━━━ Source data ━━━

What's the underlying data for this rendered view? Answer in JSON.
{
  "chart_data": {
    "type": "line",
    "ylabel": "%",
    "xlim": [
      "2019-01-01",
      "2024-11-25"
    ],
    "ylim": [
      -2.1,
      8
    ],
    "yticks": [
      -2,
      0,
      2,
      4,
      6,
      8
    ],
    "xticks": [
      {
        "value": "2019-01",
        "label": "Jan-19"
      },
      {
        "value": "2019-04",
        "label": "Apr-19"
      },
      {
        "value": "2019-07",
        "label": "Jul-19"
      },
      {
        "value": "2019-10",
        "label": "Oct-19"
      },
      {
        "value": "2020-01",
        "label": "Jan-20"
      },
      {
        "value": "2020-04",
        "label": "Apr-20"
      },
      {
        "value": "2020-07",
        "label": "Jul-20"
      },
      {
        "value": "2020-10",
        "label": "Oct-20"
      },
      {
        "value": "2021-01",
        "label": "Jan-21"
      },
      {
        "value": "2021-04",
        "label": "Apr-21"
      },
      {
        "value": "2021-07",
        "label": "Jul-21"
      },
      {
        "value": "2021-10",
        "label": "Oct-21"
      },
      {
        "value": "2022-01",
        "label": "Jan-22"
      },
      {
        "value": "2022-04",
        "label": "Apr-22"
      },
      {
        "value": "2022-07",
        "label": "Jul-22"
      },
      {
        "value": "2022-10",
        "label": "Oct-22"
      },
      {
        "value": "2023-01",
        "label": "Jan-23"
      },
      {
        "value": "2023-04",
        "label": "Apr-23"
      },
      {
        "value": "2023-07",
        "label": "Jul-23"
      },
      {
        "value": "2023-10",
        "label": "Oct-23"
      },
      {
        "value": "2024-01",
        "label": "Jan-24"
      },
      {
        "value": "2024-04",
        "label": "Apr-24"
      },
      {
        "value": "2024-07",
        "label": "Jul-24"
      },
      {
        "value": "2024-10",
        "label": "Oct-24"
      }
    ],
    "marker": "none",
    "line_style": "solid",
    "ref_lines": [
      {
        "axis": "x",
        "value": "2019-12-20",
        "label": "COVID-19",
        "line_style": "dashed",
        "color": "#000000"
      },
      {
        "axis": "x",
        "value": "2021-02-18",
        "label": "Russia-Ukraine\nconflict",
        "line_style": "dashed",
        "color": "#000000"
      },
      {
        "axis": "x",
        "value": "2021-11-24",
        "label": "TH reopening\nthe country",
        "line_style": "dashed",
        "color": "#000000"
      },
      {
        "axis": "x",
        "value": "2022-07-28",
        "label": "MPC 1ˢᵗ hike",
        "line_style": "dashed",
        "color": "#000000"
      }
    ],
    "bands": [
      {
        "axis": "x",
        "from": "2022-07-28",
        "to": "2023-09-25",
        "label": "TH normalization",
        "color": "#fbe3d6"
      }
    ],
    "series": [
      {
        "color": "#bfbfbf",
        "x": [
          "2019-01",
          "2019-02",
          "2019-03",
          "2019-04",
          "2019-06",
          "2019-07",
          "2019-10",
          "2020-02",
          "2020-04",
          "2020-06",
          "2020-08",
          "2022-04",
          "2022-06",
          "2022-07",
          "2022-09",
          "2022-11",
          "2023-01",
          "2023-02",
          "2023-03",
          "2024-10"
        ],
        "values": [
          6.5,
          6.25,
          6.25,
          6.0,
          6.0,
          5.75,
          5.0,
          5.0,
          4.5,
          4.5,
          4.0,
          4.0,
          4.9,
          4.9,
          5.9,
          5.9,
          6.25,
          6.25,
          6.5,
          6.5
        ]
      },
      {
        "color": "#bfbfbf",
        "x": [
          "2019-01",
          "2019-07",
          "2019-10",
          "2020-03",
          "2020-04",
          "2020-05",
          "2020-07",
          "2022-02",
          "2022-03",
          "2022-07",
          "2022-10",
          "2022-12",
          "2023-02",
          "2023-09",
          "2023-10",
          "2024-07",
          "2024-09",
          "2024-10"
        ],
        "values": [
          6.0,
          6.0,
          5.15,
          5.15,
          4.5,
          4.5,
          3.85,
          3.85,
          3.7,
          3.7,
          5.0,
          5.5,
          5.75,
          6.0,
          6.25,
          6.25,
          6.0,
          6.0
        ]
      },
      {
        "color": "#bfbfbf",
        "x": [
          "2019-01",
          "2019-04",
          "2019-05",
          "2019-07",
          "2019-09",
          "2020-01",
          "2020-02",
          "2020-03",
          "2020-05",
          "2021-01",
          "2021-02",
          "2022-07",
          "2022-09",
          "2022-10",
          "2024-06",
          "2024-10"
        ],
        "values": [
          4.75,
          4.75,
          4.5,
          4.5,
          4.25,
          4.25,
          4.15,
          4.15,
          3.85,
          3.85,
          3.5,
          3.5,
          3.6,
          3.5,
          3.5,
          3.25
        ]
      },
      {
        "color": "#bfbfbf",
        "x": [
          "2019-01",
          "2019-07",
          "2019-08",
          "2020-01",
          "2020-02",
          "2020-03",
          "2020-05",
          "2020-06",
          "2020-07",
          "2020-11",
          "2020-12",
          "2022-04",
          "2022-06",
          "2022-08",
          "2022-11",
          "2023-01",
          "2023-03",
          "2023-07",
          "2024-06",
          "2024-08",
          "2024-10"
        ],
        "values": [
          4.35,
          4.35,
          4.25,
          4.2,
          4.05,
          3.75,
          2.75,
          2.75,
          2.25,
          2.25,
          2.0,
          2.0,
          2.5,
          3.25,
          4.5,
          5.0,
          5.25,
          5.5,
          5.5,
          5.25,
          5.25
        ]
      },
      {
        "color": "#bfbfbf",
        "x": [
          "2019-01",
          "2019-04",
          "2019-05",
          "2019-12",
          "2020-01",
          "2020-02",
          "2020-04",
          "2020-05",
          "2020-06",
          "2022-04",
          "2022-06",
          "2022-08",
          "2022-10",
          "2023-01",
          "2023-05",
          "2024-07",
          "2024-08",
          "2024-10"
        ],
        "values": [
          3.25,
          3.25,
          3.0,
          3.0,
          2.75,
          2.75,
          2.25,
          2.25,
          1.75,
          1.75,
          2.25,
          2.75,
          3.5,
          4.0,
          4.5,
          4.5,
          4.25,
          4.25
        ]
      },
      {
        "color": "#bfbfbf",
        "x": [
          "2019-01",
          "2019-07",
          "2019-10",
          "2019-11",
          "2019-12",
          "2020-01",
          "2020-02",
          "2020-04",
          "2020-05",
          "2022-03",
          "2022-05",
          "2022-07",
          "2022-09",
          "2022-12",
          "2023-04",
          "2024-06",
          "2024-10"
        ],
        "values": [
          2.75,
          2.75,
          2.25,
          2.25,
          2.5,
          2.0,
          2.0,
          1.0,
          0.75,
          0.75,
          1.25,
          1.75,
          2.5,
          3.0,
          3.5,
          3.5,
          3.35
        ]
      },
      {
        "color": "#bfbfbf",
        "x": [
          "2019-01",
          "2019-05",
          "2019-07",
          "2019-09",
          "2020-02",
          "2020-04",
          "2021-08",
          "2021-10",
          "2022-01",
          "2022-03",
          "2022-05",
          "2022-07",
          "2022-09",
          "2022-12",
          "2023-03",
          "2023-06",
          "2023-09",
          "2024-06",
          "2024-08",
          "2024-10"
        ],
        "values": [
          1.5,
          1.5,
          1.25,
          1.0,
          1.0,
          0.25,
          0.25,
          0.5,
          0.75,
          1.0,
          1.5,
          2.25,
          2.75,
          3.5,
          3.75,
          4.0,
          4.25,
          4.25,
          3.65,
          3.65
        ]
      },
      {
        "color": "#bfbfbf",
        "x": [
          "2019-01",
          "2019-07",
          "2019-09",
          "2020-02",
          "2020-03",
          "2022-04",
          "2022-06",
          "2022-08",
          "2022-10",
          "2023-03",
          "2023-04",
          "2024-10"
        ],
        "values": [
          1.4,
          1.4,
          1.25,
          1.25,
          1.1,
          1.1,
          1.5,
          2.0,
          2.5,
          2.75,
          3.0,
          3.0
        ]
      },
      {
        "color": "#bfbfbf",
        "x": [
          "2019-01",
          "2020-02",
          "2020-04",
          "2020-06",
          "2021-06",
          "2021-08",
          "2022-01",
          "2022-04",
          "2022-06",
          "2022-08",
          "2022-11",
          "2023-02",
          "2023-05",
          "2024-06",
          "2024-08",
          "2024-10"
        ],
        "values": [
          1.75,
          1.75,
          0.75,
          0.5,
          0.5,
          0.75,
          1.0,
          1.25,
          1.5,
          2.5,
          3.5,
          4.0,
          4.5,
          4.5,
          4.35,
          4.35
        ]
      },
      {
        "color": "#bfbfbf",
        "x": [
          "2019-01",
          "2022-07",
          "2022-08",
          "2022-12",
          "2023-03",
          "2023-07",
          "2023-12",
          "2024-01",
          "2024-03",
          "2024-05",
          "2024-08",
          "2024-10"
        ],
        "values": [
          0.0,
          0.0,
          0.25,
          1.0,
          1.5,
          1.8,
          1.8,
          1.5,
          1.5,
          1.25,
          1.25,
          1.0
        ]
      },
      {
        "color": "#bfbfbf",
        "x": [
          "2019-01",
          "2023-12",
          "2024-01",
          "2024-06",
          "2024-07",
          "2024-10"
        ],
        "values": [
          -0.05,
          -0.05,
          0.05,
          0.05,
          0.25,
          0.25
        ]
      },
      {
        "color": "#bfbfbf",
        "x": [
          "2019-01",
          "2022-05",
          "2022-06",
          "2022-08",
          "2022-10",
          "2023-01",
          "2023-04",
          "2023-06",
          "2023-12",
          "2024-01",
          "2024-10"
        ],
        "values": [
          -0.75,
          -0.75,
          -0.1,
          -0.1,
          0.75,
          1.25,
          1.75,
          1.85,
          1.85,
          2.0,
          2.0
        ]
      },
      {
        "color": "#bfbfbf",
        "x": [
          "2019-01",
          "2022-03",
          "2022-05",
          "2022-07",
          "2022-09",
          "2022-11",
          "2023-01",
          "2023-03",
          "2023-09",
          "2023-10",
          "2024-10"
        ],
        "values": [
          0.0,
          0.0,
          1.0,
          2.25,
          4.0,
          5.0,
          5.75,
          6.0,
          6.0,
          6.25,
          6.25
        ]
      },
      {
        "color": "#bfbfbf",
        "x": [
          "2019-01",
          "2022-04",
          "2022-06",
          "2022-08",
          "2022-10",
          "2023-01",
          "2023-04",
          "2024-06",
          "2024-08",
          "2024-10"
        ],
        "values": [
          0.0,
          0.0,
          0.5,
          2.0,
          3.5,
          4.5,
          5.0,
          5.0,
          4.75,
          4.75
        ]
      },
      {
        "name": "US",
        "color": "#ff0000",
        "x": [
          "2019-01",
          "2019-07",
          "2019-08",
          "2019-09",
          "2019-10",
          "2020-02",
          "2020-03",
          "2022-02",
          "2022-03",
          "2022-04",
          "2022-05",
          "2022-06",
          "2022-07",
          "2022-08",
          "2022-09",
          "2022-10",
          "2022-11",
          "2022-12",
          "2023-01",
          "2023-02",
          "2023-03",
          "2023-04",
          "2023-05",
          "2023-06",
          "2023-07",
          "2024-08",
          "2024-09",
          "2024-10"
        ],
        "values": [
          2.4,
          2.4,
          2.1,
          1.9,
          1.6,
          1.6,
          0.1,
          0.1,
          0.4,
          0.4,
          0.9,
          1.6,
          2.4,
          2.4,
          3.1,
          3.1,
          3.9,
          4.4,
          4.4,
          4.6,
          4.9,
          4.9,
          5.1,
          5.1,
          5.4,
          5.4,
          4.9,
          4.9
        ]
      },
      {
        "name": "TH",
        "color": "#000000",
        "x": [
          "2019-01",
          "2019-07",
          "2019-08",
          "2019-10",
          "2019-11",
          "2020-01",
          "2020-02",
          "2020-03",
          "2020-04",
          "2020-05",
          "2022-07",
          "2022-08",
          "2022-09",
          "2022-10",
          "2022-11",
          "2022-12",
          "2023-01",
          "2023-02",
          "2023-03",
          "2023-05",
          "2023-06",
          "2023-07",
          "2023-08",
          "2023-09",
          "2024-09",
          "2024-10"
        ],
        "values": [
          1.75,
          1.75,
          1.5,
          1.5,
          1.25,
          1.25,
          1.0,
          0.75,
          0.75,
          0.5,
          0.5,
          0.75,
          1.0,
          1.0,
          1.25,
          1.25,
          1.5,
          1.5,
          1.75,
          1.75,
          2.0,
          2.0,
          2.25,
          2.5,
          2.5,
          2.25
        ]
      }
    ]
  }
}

━━━
━━━ Source data ━━━

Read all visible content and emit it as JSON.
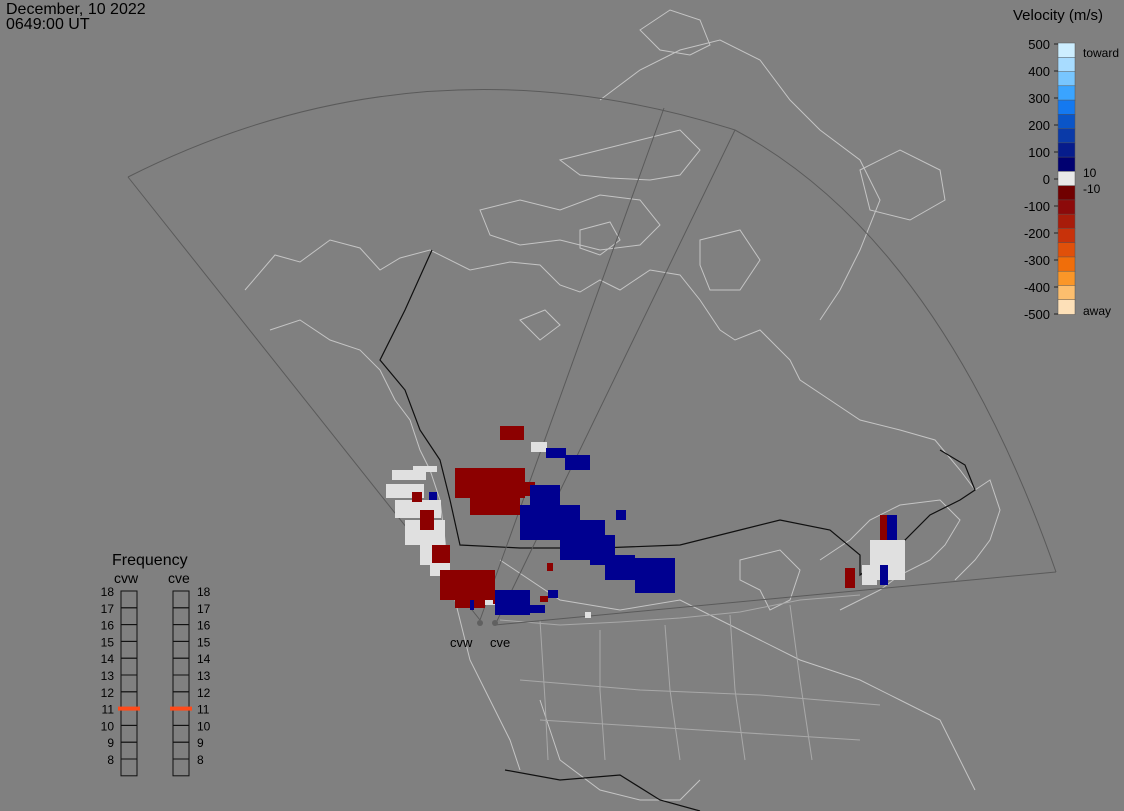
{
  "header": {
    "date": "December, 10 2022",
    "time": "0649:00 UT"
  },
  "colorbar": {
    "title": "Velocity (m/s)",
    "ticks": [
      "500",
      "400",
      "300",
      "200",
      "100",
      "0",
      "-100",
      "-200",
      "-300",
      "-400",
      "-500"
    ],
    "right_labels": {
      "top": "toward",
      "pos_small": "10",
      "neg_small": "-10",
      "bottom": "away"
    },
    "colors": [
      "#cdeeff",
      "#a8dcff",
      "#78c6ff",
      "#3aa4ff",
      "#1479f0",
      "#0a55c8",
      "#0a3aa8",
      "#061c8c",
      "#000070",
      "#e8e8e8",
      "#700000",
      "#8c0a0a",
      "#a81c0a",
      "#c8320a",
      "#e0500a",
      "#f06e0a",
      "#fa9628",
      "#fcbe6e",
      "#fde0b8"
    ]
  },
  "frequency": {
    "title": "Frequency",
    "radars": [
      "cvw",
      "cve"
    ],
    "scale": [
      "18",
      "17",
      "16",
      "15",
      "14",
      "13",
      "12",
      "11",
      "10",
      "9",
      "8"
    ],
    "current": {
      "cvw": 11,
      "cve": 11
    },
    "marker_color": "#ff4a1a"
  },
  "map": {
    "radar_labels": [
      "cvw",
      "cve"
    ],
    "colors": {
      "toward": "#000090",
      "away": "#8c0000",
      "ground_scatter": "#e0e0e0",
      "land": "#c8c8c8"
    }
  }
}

━━━

* [Instructions for the task] Track down every line of the material containing the string "JSON", and copy it.

* [Solution for this exercise]
What's the underlying data for this rendered view? Answer in JSON.
Read all visible content and emit it as JSON.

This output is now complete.